━━ DATA FOR THIS EXERCISE

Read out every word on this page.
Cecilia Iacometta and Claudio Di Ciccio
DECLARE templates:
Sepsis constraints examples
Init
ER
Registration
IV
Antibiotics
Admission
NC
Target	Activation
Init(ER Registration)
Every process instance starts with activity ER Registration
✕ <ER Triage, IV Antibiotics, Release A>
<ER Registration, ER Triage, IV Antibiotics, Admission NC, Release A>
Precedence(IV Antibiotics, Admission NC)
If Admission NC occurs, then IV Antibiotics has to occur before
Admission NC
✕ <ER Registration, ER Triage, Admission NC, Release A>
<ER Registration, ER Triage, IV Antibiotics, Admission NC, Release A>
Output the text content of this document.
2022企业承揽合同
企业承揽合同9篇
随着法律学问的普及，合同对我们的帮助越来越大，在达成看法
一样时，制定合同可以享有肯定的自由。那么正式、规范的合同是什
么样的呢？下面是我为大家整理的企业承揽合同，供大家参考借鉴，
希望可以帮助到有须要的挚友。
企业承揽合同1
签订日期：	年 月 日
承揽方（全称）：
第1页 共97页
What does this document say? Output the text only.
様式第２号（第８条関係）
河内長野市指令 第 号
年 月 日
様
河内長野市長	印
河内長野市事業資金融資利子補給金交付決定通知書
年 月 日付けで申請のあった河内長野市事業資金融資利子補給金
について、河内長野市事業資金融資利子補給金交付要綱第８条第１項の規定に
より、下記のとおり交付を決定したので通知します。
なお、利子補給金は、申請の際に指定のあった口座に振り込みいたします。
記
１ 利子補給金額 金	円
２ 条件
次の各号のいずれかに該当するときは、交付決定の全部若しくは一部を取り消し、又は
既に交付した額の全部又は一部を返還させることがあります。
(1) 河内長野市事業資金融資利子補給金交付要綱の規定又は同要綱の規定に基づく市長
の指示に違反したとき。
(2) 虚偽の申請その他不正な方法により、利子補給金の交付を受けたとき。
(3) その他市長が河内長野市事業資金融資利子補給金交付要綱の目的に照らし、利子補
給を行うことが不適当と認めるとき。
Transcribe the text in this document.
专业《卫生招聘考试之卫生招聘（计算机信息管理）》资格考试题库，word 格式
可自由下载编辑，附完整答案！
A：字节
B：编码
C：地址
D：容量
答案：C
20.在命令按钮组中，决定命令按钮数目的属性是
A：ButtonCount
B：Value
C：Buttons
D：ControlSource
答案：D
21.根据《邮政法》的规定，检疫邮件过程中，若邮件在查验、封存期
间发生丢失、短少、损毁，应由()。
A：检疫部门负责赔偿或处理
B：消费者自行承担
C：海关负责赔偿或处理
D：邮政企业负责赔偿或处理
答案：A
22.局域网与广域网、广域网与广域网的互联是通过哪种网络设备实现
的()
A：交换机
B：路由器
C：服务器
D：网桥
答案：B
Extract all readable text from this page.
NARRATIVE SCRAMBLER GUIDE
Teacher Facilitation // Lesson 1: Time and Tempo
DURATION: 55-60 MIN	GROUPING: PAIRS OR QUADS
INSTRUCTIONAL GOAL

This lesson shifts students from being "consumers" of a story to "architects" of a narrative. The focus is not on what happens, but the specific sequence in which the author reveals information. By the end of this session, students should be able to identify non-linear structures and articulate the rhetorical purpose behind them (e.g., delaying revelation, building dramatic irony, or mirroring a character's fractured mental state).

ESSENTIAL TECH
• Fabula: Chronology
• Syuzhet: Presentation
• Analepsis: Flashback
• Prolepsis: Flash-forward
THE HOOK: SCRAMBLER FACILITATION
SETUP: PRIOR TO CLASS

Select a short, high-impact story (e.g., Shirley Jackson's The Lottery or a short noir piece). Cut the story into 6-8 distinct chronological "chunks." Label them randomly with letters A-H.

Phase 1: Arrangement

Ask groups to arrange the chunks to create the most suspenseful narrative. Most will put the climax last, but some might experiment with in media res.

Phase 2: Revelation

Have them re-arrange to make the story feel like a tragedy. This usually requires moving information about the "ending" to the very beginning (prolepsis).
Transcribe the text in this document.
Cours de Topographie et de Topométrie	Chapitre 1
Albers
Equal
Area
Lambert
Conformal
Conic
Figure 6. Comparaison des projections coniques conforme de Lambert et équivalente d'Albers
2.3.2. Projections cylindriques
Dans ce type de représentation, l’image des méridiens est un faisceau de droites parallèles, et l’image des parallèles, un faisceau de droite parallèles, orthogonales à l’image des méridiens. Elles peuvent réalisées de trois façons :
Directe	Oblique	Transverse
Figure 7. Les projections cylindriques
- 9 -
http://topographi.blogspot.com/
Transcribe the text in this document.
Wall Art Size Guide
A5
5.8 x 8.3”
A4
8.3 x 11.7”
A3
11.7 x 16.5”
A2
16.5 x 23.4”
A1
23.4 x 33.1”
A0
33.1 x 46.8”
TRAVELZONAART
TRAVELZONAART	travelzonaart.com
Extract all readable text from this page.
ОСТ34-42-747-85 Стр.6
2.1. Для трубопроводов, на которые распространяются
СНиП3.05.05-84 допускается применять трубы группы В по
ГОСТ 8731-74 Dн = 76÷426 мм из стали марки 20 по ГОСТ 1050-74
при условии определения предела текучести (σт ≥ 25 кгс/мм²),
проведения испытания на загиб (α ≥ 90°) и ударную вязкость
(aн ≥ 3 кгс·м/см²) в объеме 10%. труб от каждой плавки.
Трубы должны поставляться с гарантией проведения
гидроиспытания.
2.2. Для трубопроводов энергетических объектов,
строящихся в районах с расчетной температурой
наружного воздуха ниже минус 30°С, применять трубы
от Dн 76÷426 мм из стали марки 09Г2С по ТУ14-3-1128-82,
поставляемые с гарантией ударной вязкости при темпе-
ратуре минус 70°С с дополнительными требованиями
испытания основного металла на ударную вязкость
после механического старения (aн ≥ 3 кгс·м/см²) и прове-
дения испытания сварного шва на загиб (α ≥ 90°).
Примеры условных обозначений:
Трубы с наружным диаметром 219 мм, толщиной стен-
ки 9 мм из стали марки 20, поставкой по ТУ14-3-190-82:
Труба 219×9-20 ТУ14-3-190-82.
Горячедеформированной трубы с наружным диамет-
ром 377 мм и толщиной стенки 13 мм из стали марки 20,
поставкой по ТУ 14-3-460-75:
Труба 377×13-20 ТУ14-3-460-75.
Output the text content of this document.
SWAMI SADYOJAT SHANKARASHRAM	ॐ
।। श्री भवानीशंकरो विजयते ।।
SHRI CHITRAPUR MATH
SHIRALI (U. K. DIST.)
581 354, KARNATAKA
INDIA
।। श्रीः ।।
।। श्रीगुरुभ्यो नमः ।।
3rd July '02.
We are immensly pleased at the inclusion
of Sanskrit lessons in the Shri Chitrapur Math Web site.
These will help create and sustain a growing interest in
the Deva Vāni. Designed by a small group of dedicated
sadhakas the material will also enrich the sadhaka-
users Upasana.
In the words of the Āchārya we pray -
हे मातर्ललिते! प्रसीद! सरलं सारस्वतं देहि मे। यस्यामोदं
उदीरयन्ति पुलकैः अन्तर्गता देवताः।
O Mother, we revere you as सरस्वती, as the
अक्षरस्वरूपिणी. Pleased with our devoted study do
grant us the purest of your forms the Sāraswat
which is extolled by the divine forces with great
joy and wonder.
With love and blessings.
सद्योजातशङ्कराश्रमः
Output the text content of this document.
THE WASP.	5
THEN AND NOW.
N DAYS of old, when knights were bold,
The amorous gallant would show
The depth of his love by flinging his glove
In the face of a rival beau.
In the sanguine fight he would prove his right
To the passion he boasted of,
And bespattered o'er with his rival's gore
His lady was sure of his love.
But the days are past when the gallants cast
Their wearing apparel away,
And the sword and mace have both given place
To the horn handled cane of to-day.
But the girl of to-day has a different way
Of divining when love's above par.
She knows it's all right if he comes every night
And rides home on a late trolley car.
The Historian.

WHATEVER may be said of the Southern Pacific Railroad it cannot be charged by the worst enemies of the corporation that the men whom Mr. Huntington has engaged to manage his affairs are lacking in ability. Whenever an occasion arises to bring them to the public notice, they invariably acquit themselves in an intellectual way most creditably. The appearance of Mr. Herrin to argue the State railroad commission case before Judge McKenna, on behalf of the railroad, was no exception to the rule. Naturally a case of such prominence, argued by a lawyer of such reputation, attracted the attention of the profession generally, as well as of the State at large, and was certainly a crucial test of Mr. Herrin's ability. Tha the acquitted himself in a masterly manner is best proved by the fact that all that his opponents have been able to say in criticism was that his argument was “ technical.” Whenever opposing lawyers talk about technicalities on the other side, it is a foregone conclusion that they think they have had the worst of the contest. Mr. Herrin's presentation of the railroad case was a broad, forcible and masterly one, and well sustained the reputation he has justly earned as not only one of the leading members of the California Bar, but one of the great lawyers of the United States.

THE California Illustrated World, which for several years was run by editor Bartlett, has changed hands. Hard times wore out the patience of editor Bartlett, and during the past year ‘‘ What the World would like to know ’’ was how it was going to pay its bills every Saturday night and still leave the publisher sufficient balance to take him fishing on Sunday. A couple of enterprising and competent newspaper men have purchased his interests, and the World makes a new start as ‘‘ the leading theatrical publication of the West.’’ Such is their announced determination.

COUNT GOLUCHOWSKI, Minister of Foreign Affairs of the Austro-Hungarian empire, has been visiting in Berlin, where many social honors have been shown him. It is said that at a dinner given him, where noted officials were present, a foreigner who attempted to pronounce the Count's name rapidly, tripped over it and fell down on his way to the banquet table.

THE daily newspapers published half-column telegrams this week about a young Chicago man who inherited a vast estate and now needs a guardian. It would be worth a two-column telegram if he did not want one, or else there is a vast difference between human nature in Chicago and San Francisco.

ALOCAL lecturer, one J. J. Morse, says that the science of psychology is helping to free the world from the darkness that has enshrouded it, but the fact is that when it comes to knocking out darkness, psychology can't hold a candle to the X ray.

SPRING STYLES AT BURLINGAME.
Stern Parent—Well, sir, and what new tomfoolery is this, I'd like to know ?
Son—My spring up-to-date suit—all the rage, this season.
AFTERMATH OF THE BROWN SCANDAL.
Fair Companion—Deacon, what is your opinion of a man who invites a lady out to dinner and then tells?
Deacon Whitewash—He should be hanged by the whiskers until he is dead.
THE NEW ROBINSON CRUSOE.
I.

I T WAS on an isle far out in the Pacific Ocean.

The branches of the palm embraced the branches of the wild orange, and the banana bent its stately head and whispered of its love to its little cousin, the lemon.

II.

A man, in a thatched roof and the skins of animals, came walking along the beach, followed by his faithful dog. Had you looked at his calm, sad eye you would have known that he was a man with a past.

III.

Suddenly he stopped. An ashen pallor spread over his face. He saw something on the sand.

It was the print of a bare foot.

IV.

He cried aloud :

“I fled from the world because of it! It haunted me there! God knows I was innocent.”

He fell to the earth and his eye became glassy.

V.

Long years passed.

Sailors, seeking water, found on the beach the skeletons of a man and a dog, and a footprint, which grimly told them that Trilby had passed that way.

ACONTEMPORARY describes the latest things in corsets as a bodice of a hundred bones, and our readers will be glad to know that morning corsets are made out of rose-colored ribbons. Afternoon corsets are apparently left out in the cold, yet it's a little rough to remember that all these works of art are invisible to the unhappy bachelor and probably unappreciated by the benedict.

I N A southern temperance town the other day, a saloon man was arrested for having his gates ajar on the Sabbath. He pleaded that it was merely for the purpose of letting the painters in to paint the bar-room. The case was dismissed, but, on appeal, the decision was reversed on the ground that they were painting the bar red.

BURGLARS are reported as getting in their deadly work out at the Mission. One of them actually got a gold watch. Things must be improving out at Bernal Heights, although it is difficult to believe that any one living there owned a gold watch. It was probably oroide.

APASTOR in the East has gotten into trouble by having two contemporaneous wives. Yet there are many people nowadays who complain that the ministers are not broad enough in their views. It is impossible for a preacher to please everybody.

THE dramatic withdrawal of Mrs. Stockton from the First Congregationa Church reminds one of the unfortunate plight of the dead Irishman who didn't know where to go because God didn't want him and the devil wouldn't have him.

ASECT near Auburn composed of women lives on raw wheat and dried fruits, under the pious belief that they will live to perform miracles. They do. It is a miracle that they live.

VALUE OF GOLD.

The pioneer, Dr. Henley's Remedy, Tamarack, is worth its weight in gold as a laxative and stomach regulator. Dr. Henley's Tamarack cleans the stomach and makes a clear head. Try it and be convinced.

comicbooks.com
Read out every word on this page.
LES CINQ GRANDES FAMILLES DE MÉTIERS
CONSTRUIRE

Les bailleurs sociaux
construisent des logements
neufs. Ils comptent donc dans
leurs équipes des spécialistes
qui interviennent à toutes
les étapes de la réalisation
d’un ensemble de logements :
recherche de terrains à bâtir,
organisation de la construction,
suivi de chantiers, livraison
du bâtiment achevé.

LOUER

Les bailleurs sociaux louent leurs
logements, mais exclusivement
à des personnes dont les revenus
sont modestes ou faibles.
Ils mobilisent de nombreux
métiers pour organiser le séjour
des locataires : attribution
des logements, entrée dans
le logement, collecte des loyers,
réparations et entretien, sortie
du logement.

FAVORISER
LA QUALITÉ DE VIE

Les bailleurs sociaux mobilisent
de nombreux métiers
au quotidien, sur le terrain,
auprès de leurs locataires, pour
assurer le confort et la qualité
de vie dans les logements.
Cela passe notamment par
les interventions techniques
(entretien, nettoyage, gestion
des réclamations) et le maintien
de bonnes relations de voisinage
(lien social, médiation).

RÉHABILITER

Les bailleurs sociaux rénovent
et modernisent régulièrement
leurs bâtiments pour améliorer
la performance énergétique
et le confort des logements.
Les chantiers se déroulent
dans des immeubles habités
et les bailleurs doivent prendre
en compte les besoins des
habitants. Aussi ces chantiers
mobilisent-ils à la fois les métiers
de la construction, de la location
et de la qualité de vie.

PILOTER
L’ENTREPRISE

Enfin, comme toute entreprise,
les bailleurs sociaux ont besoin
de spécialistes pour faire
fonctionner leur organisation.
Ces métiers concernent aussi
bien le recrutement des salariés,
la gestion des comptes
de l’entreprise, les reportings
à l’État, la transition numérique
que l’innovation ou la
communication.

━━━━

§ **WHAT THE TASK REQUIRES**
List each line holding the string "Triage".

§ **RESPONSE TO THIS EXERCISE**
✕ <ER Triage, IV Antibiotics, Release A>
<ER Registration, ER Triage, IV Antibiotics, Admission NC, Release A>
✕ <ER Registration, ER Triage, Admission NC, Release A>
<ER Registration, ER Triage, IV Antibiotics, Admission NC, Release A>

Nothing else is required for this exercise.